» Given problem: Whenever a line contains the string "mouths", copy it out of the entries.

» Task data:
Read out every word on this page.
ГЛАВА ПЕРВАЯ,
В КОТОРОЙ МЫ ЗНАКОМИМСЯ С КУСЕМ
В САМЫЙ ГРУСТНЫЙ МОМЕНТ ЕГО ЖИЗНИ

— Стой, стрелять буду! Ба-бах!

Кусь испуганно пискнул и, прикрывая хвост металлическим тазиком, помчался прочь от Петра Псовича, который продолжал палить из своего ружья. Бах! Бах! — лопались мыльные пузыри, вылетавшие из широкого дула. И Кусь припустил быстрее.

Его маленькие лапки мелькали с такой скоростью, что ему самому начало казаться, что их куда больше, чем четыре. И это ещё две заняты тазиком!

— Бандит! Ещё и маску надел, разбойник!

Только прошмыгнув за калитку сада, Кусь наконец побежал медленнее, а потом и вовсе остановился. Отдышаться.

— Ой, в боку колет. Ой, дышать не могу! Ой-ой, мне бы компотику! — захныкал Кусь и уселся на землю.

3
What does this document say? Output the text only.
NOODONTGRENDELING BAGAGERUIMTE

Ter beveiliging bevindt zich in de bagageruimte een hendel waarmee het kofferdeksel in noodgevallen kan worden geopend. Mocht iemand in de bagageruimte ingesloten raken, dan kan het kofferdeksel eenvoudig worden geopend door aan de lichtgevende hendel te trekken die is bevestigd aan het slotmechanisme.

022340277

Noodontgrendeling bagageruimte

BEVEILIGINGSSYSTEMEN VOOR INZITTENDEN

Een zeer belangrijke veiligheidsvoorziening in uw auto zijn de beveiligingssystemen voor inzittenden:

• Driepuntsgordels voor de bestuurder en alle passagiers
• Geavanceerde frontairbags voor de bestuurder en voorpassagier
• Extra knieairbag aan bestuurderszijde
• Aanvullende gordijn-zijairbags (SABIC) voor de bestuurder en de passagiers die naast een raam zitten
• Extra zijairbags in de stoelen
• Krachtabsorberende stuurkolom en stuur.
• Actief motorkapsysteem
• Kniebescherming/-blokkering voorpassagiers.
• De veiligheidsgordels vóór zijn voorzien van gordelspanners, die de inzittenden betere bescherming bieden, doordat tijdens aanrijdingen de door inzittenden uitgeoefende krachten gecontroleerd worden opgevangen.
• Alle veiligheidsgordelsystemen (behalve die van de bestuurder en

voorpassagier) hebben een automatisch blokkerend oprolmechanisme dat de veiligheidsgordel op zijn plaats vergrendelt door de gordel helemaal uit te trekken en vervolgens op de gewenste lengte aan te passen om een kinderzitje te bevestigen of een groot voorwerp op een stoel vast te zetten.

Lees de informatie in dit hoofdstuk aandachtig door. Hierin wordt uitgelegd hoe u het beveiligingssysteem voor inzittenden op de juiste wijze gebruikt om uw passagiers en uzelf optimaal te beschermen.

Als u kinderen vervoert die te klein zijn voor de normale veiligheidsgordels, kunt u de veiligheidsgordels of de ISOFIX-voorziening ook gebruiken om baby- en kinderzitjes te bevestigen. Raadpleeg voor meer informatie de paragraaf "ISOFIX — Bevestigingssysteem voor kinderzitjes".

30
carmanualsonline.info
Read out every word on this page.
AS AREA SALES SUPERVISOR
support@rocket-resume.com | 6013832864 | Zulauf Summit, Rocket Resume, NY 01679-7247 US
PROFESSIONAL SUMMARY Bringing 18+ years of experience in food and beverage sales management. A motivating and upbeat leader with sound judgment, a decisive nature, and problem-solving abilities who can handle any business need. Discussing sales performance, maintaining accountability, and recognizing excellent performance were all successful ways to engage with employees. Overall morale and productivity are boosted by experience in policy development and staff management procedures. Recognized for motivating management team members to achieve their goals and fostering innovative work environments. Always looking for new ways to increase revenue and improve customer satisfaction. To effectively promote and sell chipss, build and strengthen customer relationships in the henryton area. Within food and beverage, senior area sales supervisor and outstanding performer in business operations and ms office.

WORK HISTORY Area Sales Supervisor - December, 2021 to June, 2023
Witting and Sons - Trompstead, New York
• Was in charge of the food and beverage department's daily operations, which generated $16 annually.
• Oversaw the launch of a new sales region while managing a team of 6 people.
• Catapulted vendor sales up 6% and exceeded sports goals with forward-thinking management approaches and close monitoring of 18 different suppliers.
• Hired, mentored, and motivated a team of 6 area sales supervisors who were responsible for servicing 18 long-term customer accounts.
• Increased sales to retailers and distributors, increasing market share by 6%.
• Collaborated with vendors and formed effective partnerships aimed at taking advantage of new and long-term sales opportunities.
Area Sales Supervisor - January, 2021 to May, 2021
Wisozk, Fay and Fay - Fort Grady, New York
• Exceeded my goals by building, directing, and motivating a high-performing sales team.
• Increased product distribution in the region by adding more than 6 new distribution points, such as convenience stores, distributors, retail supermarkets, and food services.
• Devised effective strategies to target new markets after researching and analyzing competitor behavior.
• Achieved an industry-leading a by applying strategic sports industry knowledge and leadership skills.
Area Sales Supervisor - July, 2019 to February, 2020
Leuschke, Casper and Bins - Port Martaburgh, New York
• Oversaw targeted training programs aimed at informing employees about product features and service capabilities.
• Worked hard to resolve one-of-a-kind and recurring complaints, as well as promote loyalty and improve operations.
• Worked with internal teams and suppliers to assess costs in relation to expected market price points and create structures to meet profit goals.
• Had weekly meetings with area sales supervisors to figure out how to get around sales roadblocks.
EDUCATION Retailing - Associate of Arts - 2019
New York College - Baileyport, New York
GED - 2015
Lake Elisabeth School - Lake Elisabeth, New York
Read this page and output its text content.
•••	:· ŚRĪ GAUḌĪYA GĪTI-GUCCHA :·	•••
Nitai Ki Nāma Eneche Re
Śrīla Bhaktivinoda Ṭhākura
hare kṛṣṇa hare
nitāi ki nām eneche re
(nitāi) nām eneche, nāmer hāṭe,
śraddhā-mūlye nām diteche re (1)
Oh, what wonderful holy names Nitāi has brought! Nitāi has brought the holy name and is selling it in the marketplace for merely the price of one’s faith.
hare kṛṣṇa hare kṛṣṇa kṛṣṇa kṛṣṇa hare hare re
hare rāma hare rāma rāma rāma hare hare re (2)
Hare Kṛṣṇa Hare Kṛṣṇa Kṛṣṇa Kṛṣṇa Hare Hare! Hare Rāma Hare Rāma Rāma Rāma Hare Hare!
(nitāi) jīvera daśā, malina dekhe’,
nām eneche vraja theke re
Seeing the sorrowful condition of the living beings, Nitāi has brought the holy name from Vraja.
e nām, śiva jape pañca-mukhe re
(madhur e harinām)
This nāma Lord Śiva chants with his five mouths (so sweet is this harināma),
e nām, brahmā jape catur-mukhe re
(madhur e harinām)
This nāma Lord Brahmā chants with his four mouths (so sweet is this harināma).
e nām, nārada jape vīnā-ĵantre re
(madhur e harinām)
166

» Response:
This nāma Lord Śiva chants with his five mouths (so sweet is this harināma),
This nāma Lord Brahmā chants with his four mouths (so sweet is this harināma).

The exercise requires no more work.